*Data records:*
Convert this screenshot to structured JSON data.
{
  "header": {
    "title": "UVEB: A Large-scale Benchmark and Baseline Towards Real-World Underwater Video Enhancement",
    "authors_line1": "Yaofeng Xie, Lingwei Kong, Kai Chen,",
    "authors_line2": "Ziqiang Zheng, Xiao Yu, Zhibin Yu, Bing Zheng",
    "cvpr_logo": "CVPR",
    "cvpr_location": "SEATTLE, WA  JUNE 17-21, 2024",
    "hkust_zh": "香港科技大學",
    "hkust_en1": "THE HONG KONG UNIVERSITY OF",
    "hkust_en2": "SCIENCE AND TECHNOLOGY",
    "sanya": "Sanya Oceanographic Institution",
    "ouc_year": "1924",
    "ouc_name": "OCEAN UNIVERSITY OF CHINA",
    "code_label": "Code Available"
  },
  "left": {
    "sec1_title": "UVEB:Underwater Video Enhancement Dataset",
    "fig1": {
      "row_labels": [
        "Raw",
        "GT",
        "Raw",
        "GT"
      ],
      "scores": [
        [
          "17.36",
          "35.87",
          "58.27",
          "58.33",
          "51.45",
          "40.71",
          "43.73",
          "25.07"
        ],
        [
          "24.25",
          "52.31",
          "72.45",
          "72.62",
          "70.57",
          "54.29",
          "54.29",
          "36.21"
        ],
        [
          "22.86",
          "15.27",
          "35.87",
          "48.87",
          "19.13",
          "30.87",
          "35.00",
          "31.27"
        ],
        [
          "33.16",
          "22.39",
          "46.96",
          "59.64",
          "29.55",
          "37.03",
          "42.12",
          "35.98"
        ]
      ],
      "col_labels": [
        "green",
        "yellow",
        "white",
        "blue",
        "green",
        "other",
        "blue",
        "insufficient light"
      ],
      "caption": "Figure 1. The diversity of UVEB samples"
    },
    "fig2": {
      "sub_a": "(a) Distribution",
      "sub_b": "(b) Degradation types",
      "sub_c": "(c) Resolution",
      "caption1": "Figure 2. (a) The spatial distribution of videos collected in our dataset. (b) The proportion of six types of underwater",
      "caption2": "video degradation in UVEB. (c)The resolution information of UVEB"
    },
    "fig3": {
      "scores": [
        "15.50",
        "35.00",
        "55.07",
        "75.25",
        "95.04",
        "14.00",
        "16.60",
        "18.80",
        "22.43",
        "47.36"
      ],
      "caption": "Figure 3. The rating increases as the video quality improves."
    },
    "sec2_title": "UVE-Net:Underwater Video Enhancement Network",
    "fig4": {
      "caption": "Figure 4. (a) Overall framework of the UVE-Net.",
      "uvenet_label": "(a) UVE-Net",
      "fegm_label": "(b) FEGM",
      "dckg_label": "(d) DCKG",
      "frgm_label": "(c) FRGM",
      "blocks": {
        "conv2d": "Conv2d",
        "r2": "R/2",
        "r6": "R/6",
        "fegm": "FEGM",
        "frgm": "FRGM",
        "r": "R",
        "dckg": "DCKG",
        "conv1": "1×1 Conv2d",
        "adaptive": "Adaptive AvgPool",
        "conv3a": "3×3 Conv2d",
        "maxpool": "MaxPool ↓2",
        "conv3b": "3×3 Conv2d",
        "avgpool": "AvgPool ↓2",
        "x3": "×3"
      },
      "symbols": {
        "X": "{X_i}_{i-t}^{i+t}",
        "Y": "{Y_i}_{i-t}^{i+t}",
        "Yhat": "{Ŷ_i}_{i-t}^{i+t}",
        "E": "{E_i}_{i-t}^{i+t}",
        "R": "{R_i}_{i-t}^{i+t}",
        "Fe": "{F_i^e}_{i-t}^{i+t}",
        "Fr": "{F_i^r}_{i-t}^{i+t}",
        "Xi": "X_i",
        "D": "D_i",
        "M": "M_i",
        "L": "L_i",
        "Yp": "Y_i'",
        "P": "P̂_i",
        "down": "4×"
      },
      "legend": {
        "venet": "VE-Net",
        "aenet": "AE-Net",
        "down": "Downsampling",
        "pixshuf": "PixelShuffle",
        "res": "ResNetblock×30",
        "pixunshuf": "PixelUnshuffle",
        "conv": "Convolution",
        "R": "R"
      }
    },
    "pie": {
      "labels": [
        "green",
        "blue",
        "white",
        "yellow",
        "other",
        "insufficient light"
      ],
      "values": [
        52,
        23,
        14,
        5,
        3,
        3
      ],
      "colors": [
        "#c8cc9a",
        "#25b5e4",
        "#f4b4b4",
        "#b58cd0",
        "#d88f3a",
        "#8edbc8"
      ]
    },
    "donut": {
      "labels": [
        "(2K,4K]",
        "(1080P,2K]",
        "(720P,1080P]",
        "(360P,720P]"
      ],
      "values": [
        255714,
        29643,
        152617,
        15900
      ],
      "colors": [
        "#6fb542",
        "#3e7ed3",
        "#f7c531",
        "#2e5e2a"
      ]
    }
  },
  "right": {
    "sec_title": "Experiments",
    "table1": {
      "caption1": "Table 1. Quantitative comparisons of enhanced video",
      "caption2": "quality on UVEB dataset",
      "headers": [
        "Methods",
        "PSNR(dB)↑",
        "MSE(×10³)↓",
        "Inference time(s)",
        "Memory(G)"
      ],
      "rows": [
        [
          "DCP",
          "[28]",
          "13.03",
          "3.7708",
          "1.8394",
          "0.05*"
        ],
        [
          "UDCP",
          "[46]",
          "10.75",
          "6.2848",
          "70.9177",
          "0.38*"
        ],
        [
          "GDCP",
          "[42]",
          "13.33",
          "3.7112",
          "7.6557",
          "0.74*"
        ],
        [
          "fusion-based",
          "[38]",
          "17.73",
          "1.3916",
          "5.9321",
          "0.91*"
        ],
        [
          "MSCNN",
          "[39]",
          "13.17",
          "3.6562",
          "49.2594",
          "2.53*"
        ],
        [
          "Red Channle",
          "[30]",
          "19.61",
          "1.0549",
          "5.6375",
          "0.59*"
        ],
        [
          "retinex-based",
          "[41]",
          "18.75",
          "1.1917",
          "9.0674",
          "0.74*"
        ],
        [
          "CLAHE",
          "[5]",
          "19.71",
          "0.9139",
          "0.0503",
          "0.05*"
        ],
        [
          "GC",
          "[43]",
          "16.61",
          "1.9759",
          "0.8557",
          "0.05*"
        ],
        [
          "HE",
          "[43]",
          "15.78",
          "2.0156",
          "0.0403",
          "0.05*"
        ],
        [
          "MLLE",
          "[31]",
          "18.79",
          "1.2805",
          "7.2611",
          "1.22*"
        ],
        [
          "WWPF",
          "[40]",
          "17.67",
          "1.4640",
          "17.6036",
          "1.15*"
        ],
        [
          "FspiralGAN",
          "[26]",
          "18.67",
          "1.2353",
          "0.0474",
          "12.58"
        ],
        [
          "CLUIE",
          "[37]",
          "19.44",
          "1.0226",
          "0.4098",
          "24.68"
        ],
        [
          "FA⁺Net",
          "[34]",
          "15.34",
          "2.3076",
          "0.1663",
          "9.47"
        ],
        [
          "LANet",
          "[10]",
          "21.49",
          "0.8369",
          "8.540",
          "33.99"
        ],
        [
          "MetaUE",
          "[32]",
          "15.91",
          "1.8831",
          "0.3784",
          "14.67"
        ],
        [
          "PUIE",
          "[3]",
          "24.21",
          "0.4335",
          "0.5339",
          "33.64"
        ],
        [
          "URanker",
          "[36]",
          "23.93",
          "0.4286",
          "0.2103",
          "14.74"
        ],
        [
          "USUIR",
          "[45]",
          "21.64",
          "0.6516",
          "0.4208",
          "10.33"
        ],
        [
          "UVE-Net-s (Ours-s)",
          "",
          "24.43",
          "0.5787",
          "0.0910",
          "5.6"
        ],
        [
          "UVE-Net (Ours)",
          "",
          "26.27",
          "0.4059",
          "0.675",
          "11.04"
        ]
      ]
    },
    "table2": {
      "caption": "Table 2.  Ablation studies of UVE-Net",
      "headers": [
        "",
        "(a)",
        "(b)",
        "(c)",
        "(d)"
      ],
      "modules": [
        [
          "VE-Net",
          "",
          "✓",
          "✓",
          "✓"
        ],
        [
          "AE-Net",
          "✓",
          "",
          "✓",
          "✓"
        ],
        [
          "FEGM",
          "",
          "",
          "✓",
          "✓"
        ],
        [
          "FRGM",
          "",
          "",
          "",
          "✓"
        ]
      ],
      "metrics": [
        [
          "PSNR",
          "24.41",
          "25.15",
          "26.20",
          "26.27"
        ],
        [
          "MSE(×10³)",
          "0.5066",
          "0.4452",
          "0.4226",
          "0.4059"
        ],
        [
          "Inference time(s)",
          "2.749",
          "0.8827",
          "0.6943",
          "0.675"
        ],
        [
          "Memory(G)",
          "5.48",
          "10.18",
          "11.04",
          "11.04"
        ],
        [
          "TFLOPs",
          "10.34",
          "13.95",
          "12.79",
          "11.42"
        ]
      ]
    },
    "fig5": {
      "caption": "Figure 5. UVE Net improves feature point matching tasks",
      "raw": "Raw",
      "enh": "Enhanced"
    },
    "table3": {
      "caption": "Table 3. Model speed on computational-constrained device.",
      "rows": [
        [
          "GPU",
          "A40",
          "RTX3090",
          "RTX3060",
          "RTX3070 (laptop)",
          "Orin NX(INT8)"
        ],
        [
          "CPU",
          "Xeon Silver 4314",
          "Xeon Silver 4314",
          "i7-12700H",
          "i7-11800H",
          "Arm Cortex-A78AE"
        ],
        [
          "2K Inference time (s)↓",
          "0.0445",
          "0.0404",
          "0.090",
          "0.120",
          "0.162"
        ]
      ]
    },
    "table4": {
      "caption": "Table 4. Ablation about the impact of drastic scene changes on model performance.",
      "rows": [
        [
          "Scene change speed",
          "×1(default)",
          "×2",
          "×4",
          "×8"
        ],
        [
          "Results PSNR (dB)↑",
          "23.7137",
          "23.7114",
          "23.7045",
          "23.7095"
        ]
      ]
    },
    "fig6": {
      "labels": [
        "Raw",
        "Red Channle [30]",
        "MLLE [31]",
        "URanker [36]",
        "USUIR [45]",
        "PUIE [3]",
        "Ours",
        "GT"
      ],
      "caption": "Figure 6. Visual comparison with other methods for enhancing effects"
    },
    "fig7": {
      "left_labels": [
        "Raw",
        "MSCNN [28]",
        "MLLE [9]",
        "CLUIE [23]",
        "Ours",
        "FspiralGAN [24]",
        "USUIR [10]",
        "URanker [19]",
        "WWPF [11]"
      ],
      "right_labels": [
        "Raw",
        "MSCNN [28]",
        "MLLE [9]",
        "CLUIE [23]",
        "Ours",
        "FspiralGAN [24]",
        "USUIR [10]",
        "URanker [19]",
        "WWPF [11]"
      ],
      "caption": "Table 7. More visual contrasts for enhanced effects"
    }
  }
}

*What is needed:* From the listing above, report the number of lines containing the string "URanker", without any accompanying remarks.

*Expected output:* 4